(Records contained in a dataset)
◆ ◆ ◆ ◆

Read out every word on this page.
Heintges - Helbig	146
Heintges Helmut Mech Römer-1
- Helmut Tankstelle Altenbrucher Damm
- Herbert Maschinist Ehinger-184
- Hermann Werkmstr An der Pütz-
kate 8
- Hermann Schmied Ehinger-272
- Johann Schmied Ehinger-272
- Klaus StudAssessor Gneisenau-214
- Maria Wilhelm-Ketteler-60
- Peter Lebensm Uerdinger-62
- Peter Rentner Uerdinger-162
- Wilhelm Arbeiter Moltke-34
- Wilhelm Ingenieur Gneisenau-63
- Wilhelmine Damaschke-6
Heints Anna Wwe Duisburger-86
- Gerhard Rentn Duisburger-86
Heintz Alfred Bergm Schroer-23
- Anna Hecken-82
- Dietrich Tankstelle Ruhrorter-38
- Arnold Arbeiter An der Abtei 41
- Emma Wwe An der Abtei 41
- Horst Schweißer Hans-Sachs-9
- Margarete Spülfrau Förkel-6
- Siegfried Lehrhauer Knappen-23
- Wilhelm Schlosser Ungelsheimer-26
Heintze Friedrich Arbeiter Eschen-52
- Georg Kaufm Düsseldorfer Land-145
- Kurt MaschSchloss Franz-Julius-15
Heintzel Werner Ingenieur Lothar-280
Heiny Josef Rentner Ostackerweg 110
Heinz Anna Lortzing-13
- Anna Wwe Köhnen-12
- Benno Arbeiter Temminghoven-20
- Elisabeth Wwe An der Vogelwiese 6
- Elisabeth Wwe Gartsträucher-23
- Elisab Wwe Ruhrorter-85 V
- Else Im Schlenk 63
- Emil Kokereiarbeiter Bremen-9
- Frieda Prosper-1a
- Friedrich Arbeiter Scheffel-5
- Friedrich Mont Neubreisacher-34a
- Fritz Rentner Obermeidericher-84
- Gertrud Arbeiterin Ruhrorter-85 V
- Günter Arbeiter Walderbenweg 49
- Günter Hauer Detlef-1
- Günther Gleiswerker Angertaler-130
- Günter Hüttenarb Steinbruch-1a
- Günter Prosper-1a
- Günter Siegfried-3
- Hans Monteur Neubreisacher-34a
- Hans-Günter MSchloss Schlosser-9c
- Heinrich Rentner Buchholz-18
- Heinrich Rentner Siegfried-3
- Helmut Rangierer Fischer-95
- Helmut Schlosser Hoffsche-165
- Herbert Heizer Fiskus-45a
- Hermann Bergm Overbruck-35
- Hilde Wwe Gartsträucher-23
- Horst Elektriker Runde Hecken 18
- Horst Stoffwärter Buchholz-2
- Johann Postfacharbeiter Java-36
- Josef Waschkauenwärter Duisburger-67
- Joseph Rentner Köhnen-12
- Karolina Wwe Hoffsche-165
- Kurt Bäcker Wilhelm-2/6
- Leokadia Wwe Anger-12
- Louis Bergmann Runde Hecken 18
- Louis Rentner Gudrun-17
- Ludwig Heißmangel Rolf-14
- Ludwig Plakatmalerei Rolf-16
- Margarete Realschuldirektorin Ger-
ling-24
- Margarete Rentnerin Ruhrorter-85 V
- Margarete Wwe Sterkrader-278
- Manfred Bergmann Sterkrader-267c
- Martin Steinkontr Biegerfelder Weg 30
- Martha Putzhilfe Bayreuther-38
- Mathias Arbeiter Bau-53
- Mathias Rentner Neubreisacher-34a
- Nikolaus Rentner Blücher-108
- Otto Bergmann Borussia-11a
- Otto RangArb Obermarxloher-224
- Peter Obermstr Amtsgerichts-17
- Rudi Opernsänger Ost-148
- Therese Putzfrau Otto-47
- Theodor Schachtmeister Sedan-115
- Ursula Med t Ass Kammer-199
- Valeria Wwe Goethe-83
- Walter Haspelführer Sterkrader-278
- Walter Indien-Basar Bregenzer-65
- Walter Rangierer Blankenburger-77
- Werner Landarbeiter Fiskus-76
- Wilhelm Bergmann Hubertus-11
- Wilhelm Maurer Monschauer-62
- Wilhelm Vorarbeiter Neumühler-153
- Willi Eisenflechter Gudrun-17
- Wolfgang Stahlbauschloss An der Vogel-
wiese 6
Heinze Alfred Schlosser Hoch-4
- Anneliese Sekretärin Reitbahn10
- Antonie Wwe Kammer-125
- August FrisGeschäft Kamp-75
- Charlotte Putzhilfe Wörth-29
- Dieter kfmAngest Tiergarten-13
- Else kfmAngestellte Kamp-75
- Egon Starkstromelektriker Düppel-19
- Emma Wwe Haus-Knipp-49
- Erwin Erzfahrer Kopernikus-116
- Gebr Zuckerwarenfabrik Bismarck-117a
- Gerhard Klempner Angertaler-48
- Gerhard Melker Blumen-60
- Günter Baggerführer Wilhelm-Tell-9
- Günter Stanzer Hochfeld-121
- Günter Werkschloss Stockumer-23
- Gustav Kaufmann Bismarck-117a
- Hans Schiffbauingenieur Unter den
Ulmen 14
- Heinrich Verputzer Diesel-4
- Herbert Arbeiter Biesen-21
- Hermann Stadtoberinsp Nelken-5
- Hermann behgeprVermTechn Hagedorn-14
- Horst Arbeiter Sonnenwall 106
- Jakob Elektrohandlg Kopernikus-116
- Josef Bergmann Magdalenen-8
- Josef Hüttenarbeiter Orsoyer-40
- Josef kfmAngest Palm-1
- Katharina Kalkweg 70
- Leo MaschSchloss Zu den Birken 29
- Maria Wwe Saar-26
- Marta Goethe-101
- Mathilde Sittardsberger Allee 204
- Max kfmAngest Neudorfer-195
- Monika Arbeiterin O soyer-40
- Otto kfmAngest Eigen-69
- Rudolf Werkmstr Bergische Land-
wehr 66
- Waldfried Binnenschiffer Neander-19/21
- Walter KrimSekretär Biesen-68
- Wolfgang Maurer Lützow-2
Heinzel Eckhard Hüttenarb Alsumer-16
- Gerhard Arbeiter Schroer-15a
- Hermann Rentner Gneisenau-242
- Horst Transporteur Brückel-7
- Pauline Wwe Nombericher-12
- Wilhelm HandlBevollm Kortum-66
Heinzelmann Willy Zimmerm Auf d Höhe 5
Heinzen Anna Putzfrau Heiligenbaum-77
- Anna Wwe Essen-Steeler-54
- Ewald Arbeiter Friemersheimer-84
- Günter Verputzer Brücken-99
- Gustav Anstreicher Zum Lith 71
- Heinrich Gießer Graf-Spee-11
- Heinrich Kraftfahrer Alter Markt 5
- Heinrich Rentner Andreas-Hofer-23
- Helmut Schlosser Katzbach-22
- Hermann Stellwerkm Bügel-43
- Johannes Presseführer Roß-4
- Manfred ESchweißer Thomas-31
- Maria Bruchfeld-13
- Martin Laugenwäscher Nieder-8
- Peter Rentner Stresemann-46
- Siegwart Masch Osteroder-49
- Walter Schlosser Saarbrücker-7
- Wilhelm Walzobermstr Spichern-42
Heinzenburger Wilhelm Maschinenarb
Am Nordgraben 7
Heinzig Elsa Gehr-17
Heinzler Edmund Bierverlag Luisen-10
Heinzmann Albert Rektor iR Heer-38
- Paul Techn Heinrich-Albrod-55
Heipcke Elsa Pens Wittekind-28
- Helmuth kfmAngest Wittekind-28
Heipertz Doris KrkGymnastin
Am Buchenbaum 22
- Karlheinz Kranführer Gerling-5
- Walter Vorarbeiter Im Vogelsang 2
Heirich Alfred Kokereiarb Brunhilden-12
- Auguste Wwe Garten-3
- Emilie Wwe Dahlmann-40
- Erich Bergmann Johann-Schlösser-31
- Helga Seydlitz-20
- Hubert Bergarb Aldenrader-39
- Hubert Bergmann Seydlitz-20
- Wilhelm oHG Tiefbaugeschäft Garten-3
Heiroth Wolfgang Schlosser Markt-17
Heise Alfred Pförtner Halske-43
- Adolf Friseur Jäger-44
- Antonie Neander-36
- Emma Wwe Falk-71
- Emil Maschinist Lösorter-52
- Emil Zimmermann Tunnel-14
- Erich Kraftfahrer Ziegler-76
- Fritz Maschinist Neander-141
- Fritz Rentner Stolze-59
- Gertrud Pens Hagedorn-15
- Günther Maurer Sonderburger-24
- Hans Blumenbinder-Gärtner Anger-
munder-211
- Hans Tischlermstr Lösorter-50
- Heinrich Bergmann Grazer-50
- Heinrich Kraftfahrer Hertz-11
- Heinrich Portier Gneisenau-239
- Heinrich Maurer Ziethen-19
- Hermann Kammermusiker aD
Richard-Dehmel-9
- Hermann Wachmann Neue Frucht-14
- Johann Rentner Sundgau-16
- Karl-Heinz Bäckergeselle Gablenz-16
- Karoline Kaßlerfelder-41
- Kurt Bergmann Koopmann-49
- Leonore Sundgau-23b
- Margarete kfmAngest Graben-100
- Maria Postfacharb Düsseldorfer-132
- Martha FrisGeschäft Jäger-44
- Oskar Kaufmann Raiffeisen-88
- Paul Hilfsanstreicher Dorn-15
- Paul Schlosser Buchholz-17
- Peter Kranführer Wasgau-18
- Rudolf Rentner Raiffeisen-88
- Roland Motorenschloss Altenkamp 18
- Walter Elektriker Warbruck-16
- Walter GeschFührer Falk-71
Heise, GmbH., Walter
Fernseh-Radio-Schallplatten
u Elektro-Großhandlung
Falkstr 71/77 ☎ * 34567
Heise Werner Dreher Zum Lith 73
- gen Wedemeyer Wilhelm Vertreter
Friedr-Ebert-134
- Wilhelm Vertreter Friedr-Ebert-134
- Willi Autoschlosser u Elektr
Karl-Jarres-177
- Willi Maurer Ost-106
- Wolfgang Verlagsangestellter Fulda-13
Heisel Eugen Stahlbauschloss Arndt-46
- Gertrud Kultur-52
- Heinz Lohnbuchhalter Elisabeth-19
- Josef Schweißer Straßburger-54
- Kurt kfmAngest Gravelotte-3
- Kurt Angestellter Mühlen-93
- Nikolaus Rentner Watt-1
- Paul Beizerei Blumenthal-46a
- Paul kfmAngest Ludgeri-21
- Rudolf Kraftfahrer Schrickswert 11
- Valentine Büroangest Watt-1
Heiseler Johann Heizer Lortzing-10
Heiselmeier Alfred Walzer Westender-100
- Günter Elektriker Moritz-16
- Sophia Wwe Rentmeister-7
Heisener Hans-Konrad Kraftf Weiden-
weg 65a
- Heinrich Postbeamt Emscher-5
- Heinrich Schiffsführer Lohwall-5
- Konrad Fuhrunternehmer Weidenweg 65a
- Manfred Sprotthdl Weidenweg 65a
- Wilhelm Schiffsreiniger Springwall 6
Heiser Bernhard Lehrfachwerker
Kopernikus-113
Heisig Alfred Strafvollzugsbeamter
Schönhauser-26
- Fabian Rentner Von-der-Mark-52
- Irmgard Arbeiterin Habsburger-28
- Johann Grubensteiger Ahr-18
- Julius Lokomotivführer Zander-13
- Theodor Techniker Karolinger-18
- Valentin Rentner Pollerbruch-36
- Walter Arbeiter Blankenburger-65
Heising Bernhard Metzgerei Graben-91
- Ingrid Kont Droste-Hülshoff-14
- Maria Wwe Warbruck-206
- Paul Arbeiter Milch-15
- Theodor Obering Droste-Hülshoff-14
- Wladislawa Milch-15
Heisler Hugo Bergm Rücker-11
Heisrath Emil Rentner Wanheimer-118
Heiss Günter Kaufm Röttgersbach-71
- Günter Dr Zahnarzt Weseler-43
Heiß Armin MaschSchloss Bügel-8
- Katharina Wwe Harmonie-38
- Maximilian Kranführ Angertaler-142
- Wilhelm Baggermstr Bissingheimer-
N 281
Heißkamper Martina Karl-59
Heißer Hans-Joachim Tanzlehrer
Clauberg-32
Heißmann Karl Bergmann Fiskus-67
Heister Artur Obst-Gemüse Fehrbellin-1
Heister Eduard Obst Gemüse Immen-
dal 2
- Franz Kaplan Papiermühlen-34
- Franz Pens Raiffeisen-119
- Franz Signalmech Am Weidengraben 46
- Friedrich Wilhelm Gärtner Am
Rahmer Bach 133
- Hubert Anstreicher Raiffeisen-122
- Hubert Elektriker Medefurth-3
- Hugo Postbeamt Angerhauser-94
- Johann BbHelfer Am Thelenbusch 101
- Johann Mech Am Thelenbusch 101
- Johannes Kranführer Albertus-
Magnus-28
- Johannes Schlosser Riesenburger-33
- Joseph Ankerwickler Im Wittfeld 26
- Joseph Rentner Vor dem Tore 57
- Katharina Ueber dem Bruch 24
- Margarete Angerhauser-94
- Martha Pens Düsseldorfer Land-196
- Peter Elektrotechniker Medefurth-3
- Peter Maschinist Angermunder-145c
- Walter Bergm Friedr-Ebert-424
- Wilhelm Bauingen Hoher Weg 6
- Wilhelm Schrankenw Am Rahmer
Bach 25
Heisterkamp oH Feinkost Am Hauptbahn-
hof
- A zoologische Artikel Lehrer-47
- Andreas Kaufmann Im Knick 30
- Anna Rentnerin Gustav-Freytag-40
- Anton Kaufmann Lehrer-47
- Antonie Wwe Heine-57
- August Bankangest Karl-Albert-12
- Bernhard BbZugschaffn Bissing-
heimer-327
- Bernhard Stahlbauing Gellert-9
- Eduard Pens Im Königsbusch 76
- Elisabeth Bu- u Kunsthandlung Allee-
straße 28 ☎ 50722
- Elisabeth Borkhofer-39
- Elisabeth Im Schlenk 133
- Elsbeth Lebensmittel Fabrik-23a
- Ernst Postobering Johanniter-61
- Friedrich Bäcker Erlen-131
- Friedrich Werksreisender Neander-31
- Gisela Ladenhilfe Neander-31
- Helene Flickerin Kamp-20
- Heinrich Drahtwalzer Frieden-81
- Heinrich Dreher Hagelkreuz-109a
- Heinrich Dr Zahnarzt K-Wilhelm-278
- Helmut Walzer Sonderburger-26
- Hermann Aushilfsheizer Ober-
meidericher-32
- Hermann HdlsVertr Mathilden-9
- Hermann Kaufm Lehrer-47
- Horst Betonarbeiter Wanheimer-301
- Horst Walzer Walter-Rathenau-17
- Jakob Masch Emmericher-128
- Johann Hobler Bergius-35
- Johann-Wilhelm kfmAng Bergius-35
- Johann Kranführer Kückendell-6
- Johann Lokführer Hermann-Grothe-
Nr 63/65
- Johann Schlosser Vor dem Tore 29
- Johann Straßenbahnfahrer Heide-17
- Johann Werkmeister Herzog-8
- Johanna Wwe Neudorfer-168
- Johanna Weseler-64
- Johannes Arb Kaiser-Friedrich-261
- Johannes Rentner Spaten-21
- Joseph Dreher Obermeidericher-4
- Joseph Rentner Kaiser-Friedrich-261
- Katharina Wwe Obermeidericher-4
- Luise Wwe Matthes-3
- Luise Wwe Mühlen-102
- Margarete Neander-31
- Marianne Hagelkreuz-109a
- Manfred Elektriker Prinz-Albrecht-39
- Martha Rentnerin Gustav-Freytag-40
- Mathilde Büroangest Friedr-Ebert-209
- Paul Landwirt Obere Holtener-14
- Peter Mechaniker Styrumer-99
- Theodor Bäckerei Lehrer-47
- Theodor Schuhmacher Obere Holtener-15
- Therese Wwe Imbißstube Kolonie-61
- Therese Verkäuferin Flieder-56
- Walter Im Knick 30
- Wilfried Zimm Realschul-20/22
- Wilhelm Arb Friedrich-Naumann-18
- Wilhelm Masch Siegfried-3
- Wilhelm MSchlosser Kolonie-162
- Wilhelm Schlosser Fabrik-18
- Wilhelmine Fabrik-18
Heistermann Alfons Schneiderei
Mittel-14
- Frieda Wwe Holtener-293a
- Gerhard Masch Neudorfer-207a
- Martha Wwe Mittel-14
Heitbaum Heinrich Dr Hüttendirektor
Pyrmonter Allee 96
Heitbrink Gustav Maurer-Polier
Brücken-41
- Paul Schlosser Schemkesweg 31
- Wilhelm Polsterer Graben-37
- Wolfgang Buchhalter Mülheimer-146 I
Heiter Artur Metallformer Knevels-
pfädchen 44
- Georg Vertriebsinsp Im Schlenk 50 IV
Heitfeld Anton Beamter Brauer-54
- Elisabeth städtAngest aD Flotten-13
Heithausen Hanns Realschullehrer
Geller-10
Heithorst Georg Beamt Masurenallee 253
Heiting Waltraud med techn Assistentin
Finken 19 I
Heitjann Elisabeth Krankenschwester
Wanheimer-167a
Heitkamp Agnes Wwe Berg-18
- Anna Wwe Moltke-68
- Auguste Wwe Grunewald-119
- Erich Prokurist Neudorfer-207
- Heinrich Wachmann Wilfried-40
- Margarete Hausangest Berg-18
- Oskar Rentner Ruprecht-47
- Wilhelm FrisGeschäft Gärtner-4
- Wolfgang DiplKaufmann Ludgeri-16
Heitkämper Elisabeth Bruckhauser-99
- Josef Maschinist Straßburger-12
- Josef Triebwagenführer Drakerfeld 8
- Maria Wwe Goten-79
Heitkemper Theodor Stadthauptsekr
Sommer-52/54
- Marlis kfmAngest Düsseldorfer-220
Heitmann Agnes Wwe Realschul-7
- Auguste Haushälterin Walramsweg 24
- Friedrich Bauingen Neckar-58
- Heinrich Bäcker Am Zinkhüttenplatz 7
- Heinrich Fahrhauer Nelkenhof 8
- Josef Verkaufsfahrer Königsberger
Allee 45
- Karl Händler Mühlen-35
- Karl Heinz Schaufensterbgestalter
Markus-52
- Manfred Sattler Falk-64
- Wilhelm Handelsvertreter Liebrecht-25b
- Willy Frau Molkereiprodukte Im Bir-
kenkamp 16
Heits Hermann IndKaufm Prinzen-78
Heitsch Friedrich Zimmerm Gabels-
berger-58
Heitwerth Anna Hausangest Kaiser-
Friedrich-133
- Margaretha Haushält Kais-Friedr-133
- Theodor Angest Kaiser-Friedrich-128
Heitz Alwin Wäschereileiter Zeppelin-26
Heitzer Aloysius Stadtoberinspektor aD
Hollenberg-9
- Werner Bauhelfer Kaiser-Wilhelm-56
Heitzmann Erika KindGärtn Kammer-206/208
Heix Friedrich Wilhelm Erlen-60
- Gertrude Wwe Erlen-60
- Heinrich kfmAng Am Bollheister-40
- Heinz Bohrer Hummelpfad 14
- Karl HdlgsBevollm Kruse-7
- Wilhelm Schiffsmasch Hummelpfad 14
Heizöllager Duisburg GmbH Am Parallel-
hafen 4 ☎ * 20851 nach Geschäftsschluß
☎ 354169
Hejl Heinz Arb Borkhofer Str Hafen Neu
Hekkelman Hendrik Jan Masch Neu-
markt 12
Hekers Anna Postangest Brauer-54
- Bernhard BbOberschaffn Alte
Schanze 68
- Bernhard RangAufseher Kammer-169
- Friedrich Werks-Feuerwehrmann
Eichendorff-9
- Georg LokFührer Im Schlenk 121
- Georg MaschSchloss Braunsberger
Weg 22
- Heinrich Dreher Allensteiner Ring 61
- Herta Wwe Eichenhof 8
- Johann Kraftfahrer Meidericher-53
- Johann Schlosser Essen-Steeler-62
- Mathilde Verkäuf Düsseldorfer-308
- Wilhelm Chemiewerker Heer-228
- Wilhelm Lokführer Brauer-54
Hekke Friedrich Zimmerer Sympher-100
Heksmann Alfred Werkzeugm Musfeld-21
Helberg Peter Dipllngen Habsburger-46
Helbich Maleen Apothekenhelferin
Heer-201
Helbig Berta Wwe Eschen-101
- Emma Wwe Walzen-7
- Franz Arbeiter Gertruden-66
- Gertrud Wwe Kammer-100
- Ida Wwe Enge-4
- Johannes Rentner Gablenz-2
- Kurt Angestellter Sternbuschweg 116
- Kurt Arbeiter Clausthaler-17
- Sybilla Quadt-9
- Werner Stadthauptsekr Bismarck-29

◆ ◆ ◆ ◆

Wherever the string "Putzhilfe" appears in the entries above, list that line.

- Martha Putzhilfe Bayreuther-38
- Charlotte Putzhilfe Wörth-29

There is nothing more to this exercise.